━━━━━ INFORMATION PROVIDED
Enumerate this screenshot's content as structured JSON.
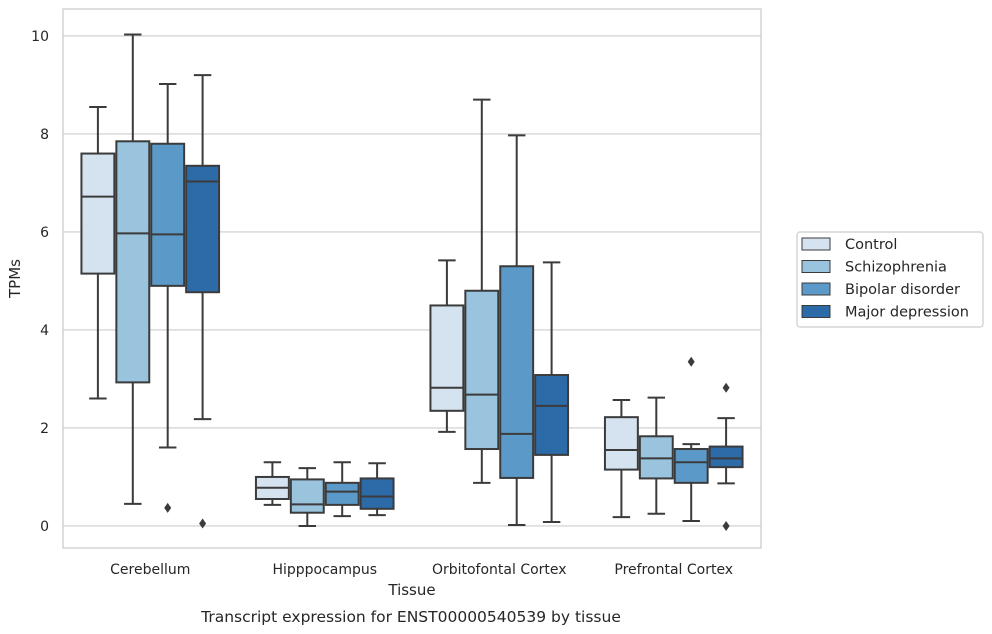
{
  "chart_data": {
    "type": "boxplot",
    "caption": "Transcript expression for ENST00000540539 by tissue",
    "xlabel": "Tissue",
    "ylabel": "TPMs",
    "ylim": [
      -0.45,
      10.55
    ],
    "yticks": [
      0,
      2,
      4,
      6,
      8,
      10
    ],
    "grid": "horizontal",
    "legend_position": "right",
    "categories": [
      "Cerebellum",
      "Hipppocampus",
      "Orbitofontal Cortex",
      "Prefrontal Cortex"
    ],
    "series": [
      {
        "name": "Control",
        "color": "#d5e3f0",
        "boxes": [
          {
            "whisker_low": 2.6,
            "q1": 5.15,
            "median": 6.72,
            "q3": 7.6,
            "whisker_high": 8.55,
            "outliers": []
          },
          {
            "whisker_low": 0.43,
            "q1": 0.55,
            "median": 0.78,
            "q3": 1.0,
            "whisker_high": 1.3,
            "outliers": []
          },
          {
            "whisker_low": 1.92,
            "q1": 2.35,
            "median": 2.82,
            "q3": 4.5,
            "whisker_high": 5.42,
            "outliers": []
          },
          {
            "whisker_low": 0.18,
            "q1": 1.15,
            "median": 1.55,
            "q3": 2.22,
            "whisker_high": 2.57,
            "outliers": []
          }
        ]
      },
      {
        "name": "Schizophrenia",
        "color": "#9ac3de",
        "boxes": [
          {
            "whisker_low": 0.45,
            "q1": 2.93,
            "median": 5.97,
            "q3": 7.85,
            "whisker_high": 10.03,
            "outliers": []
          },
          {
            "whisker_low": 0.0,
            "q1": 0.27,
            "median": 0.44,
            "q3": 0.95,
            "whisker_high": 1.18,
            "outliers": []
          },
          {
            "whisker_low": 0.88,
            "q1": 1.57,
            "median": 2.68,
            "q3": 4.8,
            "whisker_high": 8.7,
            "outliers": []
          },
          {
            "whisker_low": 0.25,
            "q1": 0.97,
            "median": 1.38,
            "q3": 1.83,
            "whisker_high": 2.62,
            "outliers": []
          }
        ]
      },
      {
        "name": "Bipolar disorder",
        "color": "#5b9ac8",
        "boxes": [
          {
            "whisker_low": 1.6,
            "q1": 4.9,
            "median": 5.95,
            "q3": 7.8,
            "whisker_high": 9.02,
            "outliers": [
              0.37
            ]
          },
          {
            "whisker_low": 0.2,
            "q1": 0.43,
            "median": 0.7,
            "q3": 0.88,
            "whisker_high": 1.3,
            "outliers": []
          },
          {
            "whisker_low": 0.02,
            "q1": 0.98,
            "median": 1.88,
            "q3": 5.3,
            "whisker_high": 7.97,
            "outliers": []
          },
          {
            "whisker_low": 0.1,
            "q1": 0.88,
            "median": 1.3,
            "q3": 1.57,
            "whisker_high": 1.67,
            "outliers": [
              3.35
            ]
          }
        ]
      },
      {
        "name": "Major depression",
        "color": "#2c6aa8",
        "boxes": [
          {
            "whisker_low": 2.18,
            "q1": 4.77,
            "median": 7.03,
            "q3": 7.35,
            "whisker_high": 9.2,
            "outliers": [
              0.05
            ]
          },
          {
            "whisker_low": 0.22,
            "q1": 0.35,
            "median": 0.6,
            "q3": 0.97,
            "whisker_high": 1.28,
            "outliers": []
          },
          {
            "whisker_low": 0.08,
            "q1": 1.45,
            "median": 2.45,
            "q3": 3.08,
            "whisker_high": 5.38,
            "outliers": []
          },
          {
            "whisker_low": 0.87,
            "q1": 1.2,
            "median": 1.38,
            "q3": 1.62,
            "whisker_high": 2.2,
            "outliers": [
              2.82,
              0.0
            ]
          }
        ]
      }
    ]
  }
}
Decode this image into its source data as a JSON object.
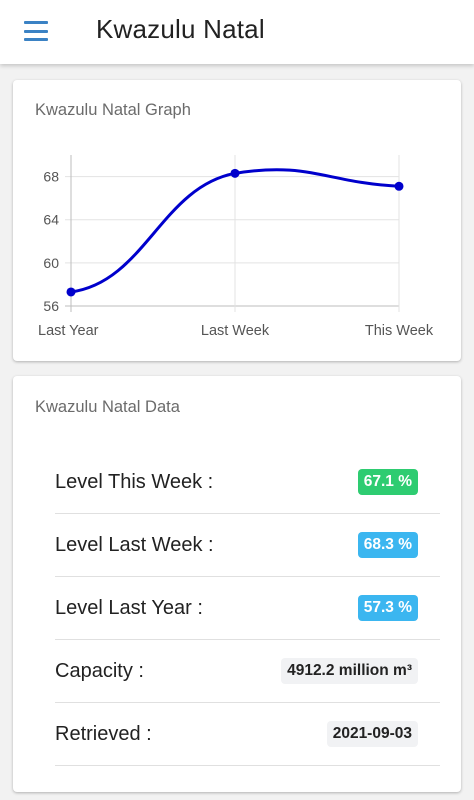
{
  "appbar": {
    "title": "Kwazulu Natal",
    "menu_icon": "hamburger-menu-icon",
    "accent": "#3b82c4"
  },
  "graph_card": {
    "title": "Kwazulu Natal Graph"
  },
  "chart_data": {
    "type": "line",
    "categories": [
      "Last Year",
      "Last Week",
      "This Week"
    ],
    "series": [
      {
        "values": [
          57.3,
          68.3,
          67.1
        ],
        "color": "#0000cc"
      }
    ],
    "yticks": [
      56,
      60,
      64,
      68
    ],
    "ylim": [
      56,
      70
    ],
    "grid": true,
    "smooth": true
  },
  "data_card": {
    "title": "Kwazulu Natal Data",
    "rows": [
      {
        "label": "Level This Week :",
        "value": "67.1 %",
        "style": "green"
      },
      {
        "label": "Level Last Week :",
        "value": "68.3 %",
        "style": "blue"
      },
      {
        "label": "Level Last Year :",
        "value": "57.3 %",
        "style": "blue"
      },
      {
        "label": "Capacity :",
        "value": "4912.2 million m³",
        "style": "plain"
      },
      {
        "label": "Retrieved :",
        "value": "2021-09-03",
        "style": "plain"
      }
    ]
  },
  "colors": {
    "green": "#2ecc71",
    "blue": "#3bb6f0",
    "line": "#0000cc"
  }
}
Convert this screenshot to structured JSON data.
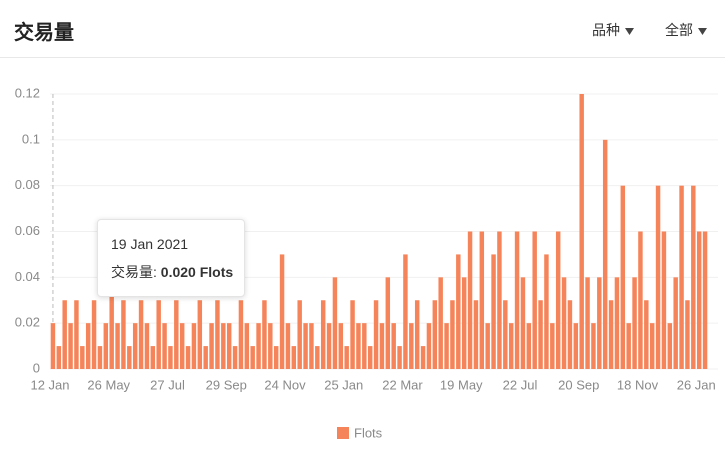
{
  "header": {
    "title": "交易量",
    "filters": [
      "品种",
      "全部"
    ]
  },
  "tooltip": {
    "date": "19 Jan 2021",
    "label": "交易量:",
    "value": "0.020 Flots"
  },
  "chart_data": {
    "type": "bar",
    "categories": [
      "12 Jan",
      null,
      null,
      null,
      null,
      null,
      null,
      null,
      null,
      null,
      "26 May",
      null,
      null,
      null,
      null,
      null,
      null,
      null,
      null,
      null,
      "27 Jul",
      null,
      null,
      null,
      null,
      null,
      null,
      null,
      null,
      null,
      "29 Sep",
      null,
      null,
      null,
      null,
      null,
      null,
      null,
      null,
      null,
      "24 Nov",
      null,
      null,
      null,
      null,
      null,
      null,
      null,
      null,
      null,
      "25 Jan",
      null,
      null,
      null,
      null,
      null,
      null,
      null,
      null,
      null,
      "22 Mar",
      null,
      null,
      null,
      null,
      null,
      null,
      null,
      null,
      null,
      "19 May",
      null,
      null,
      null,
      null,
      null,
      null,
      null,
      null,
      null,
      "22 Jul",
      null,
      null,
      null,
      null,
      null,
      null,
      null,
      null,
      null,
      "20 Sep",
      null,
      null,
      null,
      null,
      null,
      null,
      null,
      null,
      null,
      "18 Nov",
      null,
      null,
      null,
      null,
      null,
      null,
      null,
      null,
      null,
      "26 Jan",
      null
    ],
    "series": [
      {
        "name": "Flots",
        "color": "#f5845a",
        "values": [
          0.02,
          0.01,
          0.03,
          0.02,
          0.03,
          0.01,
          0.02,
          0.03,
          0.01,
          0.02,
          0.04,
          0.02,
          0.03,
          0.01,
          0.02,
          0.03,
          0.02,
          0.01,
          0.03,
          0.02,
          0.01,
          0.03,
          0.02,
          0.01,
          0.02,
          0.03,
          0.01,
          0.02,
          0.03,
          0.02,
          0.02,
          0.01,
          0.03,
          0.02,
          0.01,
          0.02,
          0.03,
          0.02,
          0.01,
          0.05,
          0.02,
          0.01,
          0.03,
          0.02,
          0.02,
          0.01,
          0.03,
          0.02,
          0.04,
          0.02,
          0.01,
          0.03,
          0.02,
          0.02,
          0.01,
          0.03,
          0.02,
          0.04,
          0.02,
          0.01,
          0.05,
          0.02,
          0.03,
          0.01,
          0.02,
          0.03,
          0.04,
          0.02,
          0.03,
          0.05,
          0.04,
          0.06,
          0.03,
          0.06,
          0.02,
          0.05,
          0.06,
          0.03,
          0.02,
          0.06,
          0.04,
          0.02,
          0.06,
          0.03,
          0.05,
          0.02,
          0.06,
          0.04,
          0.03,
          0.02,
          0.12,
          0.04,
          0.02,
          0.04,
          0.1,
          0.03,
          0.04,
          0.08,
          0.02,
          0.04,
          0.06,
          0.03,
          0.02,
          0.08,
          0.06,
          0.02,
          0.04,
          0.08,
          0.03,
          0.08,
          0.06,
          0.06
        ]
      }
    ],
    "ylim": [
      0,
      0.12
    ],
    "yticks": [
      0,
      0.02,
      0.04,
      0.06,
      0.08,
      0.1,
      0.12
    ],
    "grid": true,
    "legend": "bottom"
  }
}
━━━━━━━━━━
- THE REQUEST
Read through the entries and copy each line in which "screenshot" appears.

- THE RESPONSE
Enumerate this screenshot's content as structured JSON.
Convert this screenshot to structured JSON data.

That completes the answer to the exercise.